** begin **

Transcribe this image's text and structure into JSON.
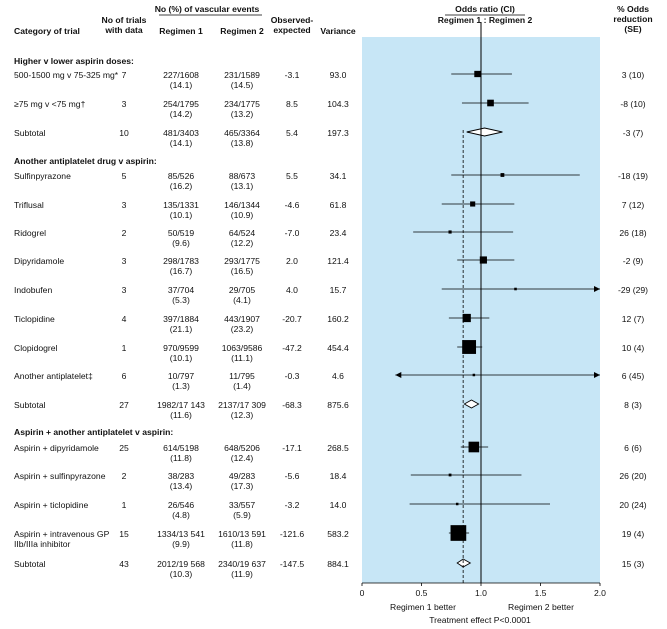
{
  "headers": {
    "category": "Category of trial",
    "trials": "No of trials\nwith data",
    "events_group": "No (%) of vascular events",
    "regimen1": "Regimen 1",
    "regimen2": "Regimen 2",
    "oe": "Observed-\nexpected",
    "variance": "Variance",
    "or_title": "Odds ratio (CI)",
    "or_sub": "Regimen 1 : Regimen 2",
    "reduction": "% Odds\nreduction\n(SE)"
  },
  "sections": [
    {
      "title": "Higher v lower aspirin doses:",
      "rows": [
        {
          "label": "500-1500 mg v 75-325 mg*",
          "trials": "7",
          "r1": "227/1608",
          "r1p": "(14.1)",
          "r2": "231/1589",
          "r2p": "(14.5)",
          "oe": "-3.1",
          "var": "93.0",
          "red": "3 (10)"
        },
        {
          "label": "≥75 mg v <75 mg†",
          "trials": "3",
          "r1": "254/1795",
          "r1p": "(14.2)",
          "r2": "234/1775",
          "r2p": "(13.2)",
          "oe": "8.5",
          "var": "104.3",
          "red": "-8 (10)"
        },
        {
          "label": "Subtotal",
          "trials": "10",
          "r1": "481/3403",
          "r1p": "(14.1)",
          "r2": "465/3364",
          "r2p": "(13.8)",
          "oe": "5.4",
          "var": "197.3",
          "red": "-3 (7)",
          "subtotal": true
        }
      ]
    },
    {
      "title": "Another antiplatelet drug v aspirin:",
      "rows": [
        {
          "label": "Sulfinpyrazone",
          "trials": "5",
          "r1": "85/526",
          "r1p": "(16.2)",
          "r2": "88/673",
          "r2p": "(13.1)",
          "oe": "5.5",
          "var": "34.1",
          "red": "-18 (19)"
        },
        {
          "label": "Triflusal",
          "trials": "3",
          "r1": "135/1331",
          "r1p": "(10.1)",
          "r2": "146/1344",
          "r2p": "(10.9)",
          "oe": "-4.6",
          "var": "61.8",
          "red": "7 (12)"
        },
        {
          "label": "Ridogrel",
          "trials": "2",
          "r1": "50/519",
          "r1p": "(9.6)",
          "r2": "64/524",
          "r2p": "(12.2)",
          "oe": "-7.0",
          "var": "23.4",
          "red": "26 (18)"
        },
        {
          "label": "Dipyridamole",
          "trials": "3",
          "r1": "298/1783",
          "r1p": "(16.7)",
          "r2": "293/1775",
          "r2p": "(16.5)",
          "oe": "2.0",
          "var": "121.4",
          "red": "-2 (9)"
        },
        {
          "label": "Indobufen",
          "trials": "3",
          "r1": "37/704",
          "r1p": "(5.3)",
          "r2": "29/705",
          "r2p": "(4.1)",
          "oe": "4.0",
          "var": "15.7",
          "red": "-29 (29)"
        },
        {
          "label": "Ticlopidine",
          "trials": "4",
          "r1": "397/1884",
          "r1p": "(21.1)",
          "r2": "443/1907",
          "r2p": "(23.2)",
          "oe": "-20.7",
          "var": "160.2",
          "red": "12 (7)"
        },
        {
          "label": "Clopidogrel",
          "trials": "1",
          "r1": "970/9599",
          "r1p": "(10.1)",
          "r2": "1063/9586",
          "r2p": "(11.1)",
          "oe": "-47.2",
          "var": "454.4",
          "red": "10 (4)"
        },
        {
          "label": "Another antiplatelet‡",
          "trials": "6",
          "r1": "10/797",
          "r1p": "(1.3)",
          "r2": "11/795",
          "r2p": "(1.4)",
          "oe": "-0.3",
          "var": "4.6",
          "red": "6 (45)"
        },
        {
          "label": "Subtotal",
          "trials": "27",
          "r1": "1982/17 143",
          "r1p": "(11.6)",
          "r2": "2137/17 309",
          "r2p": "(12.3)",
          "oe": "-68.3",
          "var": "875.6",
          "red": "8 (3)",
          "subtotal": true
        }
      ]
    },
    {
      "title": "Aspirin + another antiplatelet v aspirin:",
      "rows": [
        {
          "label": "Aspirin + dipyridamole",
          "trials": "25",
          "r1": "614/5198",
          "r1p": "(11.8)",
          "r2": "648/5206",
          "r2p": "(12.4)",
          "oe": "-17.1",
          "var": "268.5",
          "red": "6 (6)"
        },
        {
          "label": "Aspirin + sulfinpyrazone",
          "trials": "2",
          "r1": "38/283",
          "r1p": "(13.4)",
          "r2": "49/283",
          "r2p": "(17.3)",
          "oe": "-5.6",
          "var": "18.4",
          "red": "26 (20)"
        },
        {
          "label": "Aspirin + ticlopidine",
          "trials": "1",
          "r1": "26/546",
          "r1p": "(4.8)",
          "r2": "33/557",
          "r2p": "(5.9)",
          "oe": "-3.2",
          "var": "14.0",
          "red": "20 (24)"
        },
        {
          "label": "Aspirin + intravenous GP\nIIb/IIIa inhibitor",
          "trials": "15",
          "r1": "1334/13 541",
          "r1p": "(9.9)",
          "r2": "1610/13 591",
          "r2p": "(11.8)",
          "oe": "-121.6",
          "var": "583.2",
          "red": "19 (4)"
        },
        {
          "label": "Subtotal",
          "trials": "43",
          "r1": "2012/19 568",
          "r1p": "(10.3)",
          "r2": "2340/19 637",
          "r2p": "(11.9)",
          "oe": "-147.5",
          "var": "884.1",
          "red": "15 (3)",
          "subtotal": true
        }
      ]
    }
  ],
  "axis": {
    "ticks": [
      "0",
      "0.5",
      "1.0",
      "1.5",
      "2.0"
    ],
    "left_label": "Regimen 1 better",
    "right_label": "Regimen 2 better",
    "footer": "Treatment effect P<0.0001"
  },
  "chart_data": {
    "type": "forest",
    "xlim": [
      0,
      2
    ],
    "reference_line": 1.0,
    "pooled_line": 0.85,
    "colors": {
      "panel": "#c7e6f6",
      "marker": "#000000"
    },
    "points": [
      {
        "label": "500-1500 mg v 75-325 mg*",
        "or": 0.97,
        "lo": 0.75,
        "hi": 1.26,
        "weight": 93.0,
        "kind": "trial"
      },
      {
        "label": "≥75 mg v <75 mg†",
        "or": 1.08,
        "lo": 0.84,
        "hi": 1.4,
        "weight": 104.3,
        "kind": "trial"
      },
      {
        "label": "Subtotal",
        "or": 1.03,
        "lo": 0.88,
        "hi": 1.18,
        "kind": "subtotal"
      },
      {
        "label": "Sulfinpyrazone",
        "or": 1.18,
        "lo": 0.75,
        "hi": 1.83,
        "weight": 34.1,
        "kind": "trial"
      },
      {
        "label": "Triflusal",
        "or": 0.93,
        "lo": 0.67,
        "hi": 1.28,
        "weight": 61.8,
        "kind": "trial"
      },
      {
        "label": "Ridogrel",
        "or": 0.74,
        "lo": 0.43,
        "hi": 1.27,
        "weight": 23.4,
        "kind": "trial"
      },
      {
        "label": "Dipyridamole",
        "or": 1.02,
        "lo": 0.8,
        "hi": 1.28,
        "weight": 121.4,
        "kind": "trial"
      },
      {
        "label": "Indobufen",
        "or": 1.29,
        "lo": 0.67,
        "hi": 2.0,
        "weight": 15.7,
        "kind": "trial",
        "arrow_right": true
      },
      {
        "label": "Ticlopidine",
        "or": 0.88,
        "lo": 0.73,
        "hi": 1.07,
        "weight": 160.2,
        "kind": "trial"
      },
      {
        "label": "Clopidogrel",
        "or": 0.9,
        "lo": 0.8,
        "hi": 1.01,
        "weight": 454.4,
        "kind": "trial"
      },
      {
        "label": "Another antiplatelet‡",
        "or": 0.94,
        "lo": 0.28,
        "hi": 2.0,
        "weight": 4.6,
        "kind": "trial",
        "arrow_left": true,
        "arrow_right": true
      },
      {
        "label": "Subtotal",
        "or": 0.92,
        "lo": 0.86,
        "hi": 0.98,
        "kind": "subtotal"
      },
      {
        "label": "Aspirin + dipyridamole",
        "or": 0.94,
        "lo": 0.83,
        "hi": 1.06,
        "weight": 268.5,
        "kind": "trial"
      },
      {
        "label": "Aspirin + sulfinpyrazone",
        "or": 0.74,
        "lo": 0.41,
        "hi": 1.34,
        "weight": 18.4,
        "kind": "trial"
      },
      {
        "label": "Aspirin + ticlopidine",
        "or": 0.8,
        "lo": 0.4,
        "hi": 1.58,
        "weight": 14.0,
        "kind": "trial"
      },
      {
        "label": "Aspirin + intravenous GP IIb/IIIa inhibitor",
        "or": 0.81,
        "lo": 0.73,
        "hi": 0.9,
        "weight": 583.2,
        "kind": "trial"
      },
      {
        "label": "Subtotal",
        "or": 0.85,
        "lo": 0.8,
        "hi": 0.91,
        "kind": "subtotal"
      }
    ]
  }
}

** end **

Look through the entries above and report each line where the string "Clopidogrel" occurs.

- **Answer below**
          "label": "Clopidogrel",
        "label": "Clopidogrel",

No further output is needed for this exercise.